Description of the task: Go through the records below and copy out every line that contains the word "Matth".

-------- Input --------

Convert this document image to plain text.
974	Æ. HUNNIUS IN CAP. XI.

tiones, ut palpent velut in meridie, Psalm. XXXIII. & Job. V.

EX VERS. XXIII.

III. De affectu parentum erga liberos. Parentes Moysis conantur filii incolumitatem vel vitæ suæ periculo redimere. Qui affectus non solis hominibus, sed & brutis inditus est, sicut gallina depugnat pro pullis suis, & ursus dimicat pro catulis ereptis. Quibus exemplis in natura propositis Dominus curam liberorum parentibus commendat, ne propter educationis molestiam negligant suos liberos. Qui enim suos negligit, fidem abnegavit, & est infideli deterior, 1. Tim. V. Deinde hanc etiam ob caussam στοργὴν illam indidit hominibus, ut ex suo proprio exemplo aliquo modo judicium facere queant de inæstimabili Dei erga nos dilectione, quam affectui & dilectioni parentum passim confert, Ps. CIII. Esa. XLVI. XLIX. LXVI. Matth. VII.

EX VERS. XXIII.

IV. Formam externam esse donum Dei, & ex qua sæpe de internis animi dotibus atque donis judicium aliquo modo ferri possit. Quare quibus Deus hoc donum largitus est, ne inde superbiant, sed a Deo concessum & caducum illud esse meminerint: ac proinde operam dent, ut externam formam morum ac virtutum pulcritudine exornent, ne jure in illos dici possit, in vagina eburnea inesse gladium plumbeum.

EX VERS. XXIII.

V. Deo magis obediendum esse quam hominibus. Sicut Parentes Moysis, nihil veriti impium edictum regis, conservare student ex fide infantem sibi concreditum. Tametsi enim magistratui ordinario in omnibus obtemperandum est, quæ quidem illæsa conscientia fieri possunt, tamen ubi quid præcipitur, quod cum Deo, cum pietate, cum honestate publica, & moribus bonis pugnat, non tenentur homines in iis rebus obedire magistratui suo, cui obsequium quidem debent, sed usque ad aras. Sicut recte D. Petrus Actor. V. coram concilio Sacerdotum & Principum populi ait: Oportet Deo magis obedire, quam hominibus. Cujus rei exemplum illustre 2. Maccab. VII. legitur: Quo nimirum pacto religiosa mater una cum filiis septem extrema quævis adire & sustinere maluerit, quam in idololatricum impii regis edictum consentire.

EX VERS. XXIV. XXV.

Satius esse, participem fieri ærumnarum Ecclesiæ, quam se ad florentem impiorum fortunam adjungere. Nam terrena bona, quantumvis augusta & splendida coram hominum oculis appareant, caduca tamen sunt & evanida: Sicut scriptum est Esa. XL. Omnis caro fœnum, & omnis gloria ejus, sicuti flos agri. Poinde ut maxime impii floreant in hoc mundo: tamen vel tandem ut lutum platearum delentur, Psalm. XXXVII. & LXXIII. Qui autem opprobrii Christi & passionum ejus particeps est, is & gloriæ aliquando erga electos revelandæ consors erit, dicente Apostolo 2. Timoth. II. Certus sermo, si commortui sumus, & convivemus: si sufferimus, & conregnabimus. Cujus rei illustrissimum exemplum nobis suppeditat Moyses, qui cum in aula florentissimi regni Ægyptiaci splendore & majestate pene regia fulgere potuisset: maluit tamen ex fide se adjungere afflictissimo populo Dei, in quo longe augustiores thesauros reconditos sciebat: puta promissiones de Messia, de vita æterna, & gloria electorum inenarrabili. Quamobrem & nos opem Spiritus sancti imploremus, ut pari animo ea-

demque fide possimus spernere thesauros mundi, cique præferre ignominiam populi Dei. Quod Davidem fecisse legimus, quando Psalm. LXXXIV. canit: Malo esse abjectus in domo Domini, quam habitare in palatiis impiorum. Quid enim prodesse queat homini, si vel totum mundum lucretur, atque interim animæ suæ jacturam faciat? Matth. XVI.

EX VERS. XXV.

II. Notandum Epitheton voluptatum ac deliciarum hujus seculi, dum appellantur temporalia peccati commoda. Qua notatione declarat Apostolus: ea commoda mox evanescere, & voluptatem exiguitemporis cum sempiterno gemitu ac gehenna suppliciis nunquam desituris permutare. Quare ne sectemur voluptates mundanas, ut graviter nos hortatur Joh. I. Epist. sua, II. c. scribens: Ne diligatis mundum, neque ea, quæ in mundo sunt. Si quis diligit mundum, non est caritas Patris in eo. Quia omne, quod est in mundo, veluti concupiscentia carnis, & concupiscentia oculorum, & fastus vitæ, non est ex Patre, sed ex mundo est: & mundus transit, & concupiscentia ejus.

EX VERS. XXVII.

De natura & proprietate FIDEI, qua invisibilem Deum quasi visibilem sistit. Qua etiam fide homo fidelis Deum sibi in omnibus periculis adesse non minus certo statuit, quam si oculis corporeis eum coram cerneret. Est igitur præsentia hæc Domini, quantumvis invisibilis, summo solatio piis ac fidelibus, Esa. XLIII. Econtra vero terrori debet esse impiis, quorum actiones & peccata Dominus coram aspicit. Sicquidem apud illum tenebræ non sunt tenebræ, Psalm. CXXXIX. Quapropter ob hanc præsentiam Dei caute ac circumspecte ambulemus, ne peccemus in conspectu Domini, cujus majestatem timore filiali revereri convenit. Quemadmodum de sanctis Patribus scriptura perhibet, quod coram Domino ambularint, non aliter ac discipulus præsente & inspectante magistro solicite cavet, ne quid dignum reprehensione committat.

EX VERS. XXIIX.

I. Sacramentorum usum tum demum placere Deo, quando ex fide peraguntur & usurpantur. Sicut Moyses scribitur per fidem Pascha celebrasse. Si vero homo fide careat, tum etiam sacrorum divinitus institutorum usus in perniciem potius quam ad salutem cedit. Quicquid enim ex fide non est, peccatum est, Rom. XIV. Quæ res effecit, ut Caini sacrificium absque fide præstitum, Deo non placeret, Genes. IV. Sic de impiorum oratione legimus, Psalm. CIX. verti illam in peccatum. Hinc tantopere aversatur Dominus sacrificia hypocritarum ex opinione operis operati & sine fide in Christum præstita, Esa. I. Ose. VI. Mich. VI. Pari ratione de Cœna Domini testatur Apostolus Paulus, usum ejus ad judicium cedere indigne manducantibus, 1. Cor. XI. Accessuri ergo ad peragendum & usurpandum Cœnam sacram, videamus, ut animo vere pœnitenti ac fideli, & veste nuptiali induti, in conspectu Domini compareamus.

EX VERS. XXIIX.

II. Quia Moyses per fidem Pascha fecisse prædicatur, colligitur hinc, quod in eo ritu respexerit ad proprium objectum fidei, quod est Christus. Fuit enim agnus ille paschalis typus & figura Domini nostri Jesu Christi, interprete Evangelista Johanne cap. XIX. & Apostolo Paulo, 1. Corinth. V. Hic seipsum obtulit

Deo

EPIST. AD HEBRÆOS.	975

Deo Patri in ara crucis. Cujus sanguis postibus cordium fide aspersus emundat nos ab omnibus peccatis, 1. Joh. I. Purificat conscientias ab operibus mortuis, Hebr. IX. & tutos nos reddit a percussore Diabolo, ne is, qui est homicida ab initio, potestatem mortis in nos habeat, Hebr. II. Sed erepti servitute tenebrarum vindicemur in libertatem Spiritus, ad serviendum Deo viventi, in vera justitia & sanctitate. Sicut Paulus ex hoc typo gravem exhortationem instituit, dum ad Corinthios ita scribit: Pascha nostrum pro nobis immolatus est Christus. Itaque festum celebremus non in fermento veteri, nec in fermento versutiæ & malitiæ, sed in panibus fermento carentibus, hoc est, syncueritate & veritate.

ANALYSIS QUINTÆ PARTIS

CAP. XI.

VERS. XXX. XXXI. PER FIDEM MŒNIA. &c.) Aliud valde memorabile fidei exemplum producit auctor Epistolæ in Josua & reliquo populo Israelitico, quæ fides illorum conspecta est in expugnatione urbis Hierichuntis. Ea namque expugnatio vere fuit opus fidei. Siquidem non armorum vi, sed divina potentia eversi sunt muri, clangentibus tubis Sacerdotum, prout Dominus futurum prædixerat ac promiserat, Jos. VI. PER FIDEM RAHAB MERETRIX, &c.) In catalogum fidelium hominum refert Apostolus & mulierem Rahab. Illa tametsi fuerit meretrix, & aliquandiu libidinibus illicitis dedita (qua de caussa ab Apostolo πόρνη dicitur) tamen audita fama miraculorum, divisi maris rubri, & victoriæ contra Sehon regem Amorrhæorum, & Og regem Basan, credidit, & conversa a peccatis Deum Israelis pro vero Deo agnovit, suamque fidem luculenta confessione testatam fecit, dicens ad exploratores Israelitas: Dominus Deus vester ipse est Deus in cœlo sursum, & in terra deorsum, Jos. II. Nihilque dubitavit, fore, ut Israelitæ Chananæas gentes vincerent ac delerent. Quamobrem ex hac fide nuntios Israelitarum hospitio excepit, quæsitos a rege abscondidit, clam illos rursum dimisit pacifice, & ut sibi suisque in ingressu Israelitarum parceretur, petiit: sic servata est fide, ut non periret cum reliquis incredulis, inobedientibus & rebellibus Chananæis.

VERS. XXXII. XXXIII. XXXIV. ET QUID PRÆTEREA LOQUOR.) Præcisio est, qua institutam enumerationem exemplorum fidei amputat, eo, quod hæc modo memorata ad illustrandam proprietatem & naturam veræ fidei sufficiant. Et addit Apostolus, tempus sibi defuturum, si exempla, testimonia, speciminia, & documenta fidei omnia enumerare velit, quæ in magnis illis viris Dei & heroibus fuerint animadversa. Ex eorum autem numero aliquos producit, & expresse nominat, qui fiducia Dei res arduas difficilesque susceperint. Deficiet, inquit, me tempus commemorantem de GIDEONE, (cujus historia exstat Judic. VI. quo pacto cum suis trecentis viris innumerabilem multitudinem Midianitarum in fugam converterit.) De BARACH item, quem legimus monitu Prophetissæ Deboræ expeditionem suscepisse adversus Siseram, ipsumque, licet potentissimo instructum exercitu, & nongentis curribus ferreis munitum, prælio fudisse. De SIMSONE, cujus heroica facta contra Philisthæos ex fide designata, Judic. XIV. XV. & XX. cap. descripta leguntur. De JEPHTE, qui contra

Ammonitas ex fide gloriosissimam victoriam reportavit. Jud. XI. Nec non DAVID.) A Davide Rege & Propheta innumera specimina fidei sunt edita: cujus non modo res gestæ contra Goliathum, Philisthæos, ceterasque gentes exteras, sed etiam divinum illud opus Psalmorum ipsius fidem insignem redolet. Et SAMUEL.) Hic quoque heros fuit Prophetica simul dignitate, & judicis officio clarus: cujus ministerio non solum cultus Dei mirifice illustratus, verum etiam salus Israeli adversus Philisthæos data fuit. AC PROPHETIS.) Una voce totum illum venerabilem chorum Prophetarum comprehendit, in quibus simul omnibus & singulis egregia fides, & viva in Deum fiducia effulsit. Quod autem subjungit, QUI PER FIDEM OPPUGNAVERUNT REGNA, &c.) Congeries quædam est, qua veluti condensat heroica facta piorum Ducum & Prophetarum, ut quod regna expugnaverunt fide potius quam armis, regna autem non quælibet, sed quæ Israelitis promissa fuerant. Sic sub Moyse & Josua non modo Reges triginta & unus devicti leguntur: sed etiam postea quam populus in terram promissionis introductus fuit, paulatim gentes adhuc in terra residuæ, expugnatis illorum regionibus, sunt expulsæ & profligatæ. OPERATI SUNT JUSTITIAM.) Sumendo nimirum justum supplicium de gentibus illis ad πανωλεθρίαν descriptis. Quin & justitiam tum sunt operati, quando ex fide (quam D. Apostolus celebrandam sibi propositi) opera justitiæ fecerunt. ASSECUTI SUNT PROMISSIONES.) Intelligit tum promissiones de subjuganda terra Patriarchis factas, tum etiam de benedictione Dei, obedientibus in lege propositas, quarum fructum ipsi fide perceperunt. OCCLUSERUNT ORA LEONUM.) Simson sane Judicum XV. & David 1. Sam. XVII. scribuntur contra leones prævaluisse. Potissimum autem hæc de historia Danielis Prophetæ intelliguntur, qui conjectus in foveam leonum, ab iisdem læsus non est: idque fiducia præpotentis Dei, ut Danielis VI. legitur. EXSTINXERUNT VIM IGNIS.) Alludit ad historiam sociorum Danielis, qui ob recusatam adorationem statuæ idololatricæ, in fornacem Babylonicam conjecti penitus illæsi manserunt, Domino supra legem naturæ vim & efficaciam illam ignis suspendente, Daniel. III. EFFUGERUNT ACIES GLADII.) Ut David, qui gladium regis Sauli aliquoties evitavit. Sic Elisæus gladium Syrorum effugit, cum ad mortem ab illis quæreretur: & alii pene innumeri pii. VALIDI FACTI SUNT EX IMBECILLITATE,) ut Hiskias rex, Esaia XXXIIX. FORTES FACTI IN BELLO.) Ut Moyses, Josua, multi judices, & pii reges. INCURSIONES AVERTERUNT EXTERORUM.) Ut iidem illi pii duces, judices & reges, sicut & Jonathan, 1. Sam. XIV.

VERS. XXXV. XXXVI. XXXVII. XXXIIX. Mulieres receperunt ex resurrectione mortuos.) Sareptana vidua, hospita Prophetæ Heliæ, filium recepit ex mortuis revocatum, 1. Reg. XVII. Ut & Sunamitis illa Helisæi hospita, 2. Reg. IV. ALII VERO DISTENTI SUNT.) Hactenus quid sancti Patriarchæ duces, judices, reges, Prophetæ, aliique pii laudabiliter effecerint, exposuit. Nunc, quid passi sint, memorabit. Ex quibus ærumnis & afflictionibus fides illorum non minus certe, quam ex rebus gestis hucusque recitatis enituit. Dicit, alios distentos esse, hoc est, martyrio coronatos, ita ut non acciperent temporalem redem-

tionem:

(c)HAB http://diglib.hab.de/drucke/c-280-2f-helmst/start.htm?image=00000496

--------
-------- Input --------

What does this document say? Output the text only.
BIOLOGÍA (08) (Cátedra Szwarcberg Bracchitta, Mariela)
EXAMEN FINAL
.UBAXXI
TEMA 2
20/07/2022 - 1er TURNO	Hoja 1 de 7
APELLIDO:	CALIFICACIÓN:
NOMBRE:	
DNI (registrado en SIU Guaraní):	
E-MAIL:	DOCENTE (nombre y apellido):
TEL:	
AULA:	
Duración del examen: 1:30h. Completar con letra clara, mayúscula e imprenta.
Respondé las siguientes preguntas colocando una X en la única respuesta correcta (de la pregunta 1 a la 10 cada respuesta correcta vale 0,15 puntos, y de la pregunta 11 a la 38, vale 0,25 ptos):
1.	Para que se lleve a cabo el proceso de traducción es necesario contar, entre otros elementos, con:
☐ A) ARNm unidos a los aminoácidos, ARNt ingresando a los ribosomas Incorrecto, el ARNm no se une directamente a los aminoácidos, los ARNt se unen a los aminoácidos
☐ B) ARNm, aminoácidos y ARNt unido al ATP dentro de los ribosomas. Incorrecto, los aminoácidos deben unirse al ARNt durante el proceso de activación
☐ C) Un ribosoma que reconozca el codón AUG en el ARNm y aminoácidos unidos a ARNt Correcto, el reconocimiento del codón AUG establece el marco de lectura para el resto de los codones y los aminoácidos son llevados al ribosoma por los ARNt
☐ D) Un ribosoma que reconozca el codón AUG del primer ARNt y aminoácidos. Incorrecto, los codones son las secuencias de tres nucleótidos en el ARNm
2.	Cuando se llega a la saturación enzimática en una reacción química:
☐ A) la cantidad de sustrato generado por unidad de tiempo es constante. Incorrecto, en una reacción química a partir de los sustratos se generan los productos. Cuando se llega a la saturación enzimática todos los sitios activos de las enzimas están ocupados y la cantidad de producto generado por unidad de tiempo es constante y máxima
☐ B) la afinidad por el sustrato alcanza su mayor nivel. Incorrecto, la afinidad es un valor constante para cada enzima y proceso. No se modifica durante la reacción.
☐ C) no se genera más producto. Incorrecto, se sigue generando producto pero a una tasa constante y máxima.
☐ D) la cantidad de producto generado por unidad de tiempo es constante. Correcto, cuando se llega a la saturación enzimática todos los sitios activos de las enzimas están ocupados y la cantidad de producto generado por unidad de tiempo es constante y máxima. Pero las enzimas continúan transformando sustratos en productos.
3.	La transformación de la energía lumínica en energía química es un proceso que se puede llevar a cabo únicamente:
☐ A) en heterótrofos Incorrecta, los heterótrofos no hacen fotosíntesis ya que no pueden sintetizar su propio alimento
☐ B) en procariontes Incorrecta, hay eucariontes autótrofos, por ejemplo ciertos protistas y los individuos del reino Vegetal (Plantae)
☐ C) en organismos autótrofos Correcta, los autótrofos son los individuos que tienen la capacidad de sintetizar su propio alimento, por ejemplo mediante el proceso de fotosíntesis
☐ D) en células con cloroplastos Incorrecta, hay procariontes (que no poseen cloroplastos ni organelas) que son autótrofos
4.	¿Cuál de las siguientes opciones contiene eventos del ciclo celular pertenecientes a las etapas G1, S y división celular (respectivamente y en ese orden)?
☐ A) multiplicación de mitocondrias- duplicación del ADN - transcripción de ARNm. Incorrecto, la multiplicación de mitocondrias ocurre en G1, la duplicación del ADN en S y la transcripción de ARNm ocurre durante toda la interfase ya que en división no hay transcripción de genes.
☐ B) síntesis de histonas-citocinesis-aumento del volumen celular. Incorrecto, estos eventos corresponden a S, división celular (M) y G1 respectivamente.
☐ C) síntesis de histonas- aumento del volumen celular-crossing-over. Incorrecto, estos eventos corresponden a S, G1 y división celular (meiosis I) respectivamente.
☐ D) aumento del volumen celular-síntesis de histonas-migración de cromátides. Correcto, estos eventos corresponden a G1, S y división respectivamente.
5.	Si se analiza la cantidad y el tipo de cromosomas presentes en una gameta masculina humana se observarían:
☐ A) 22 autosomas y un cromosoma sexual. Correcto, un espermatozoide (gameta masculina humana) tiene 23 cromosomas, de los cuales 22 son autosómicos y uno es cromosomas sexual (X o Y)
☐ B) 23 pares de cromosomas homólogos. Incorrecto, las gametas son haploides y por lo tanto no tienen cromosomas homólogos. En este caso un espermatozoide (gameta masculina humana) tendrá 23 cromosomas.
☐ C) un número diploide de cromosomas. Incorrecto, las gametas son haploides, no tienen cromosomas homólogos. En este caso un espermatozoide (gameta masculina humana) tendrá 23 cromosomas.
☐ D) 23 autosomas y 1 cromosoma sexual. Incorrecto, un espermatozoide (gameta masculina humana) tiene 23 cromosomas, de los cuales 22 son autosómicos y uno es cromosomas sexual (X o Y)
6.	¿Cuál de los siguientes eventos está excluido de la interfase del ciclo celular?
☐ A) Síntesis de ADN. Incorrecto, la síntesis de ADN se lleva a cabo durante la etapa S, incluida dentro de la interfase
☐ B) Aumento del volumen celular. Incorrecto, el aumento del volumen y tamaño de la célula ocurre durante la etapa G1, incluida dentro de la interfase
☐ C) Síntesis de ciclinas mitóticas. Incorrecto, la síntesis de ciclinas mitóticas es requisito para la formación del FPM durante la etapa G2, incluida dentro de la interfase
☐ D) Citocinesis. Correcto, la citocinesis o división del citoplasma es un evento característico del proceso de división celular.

--------
-------- Input --------

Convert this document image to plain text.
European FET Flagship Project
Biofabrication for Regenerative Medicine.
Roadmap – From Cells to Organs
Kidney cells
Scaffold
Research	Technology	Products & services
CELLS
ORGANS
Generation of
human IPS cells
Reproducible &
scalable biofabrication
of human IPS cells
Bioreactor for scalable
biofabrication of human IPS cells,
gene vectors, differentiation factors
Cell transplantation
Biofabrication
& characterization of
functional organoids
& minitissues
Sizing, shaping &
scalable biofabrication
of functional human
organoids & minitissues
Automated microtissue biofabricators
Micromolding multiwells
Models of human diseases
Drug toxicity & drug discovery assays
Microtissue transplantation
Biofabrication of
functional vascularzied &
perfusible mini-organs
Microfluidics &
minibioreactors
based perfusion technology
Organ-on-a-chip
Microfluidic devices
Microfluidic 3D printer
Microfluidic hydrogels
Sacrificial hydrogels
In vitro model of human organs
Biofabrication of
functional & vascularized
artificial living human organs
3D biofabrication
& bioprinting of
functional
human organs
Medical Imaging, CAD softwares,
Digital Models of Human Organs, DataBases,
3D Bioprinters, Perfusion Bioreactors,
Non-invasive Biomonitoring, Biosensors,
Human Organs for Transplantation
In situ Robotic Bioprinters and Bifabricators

--------

Solution to the exercise:
III. De affectu parentum erga liberos. Parentes Moysis conantur filii incolumitatem vel vitæ suæ periculo redimere. Qui affectus non solis hominibus, sed & brutis inditus est, sicut gallina depugnat pro pullis suis, & ursus dimicat pro catulis ereptis. Quibus exemplis in natura propositis Dominus curam liberorum parentibus commendat, ne propter educationis molestiam negligant suos liberos. Qui enim suos negligit, fidem abnegavit, & est infideli deterior, 1. Tim. V. Deinde hanc etiam ob caussam στοργὴν illam indidit hominibus, ut ex suo proprio exemplo aliquo modo judicium facere queant de inæstimabili Dei erga nos dilectione, quam affectui & dilectioni parentum passim confert, Ps. CIII. Esa. XLVI. XLIX. LXVI. Matth. VII.
demque fide possimus spernere thesauros mundi, cique præferre ignominiam populi Dei. Quod Davidem fecisse legimus, quando Psalm. LXXXIV. canit: Malo esse abjectus in domo Domini, quam habitare in palatiis impiorum. Quid enim prodesse queat homini, si vel totum mundum lucretur, atque interim animæ suæ jacturam faciat? Matth. XVI.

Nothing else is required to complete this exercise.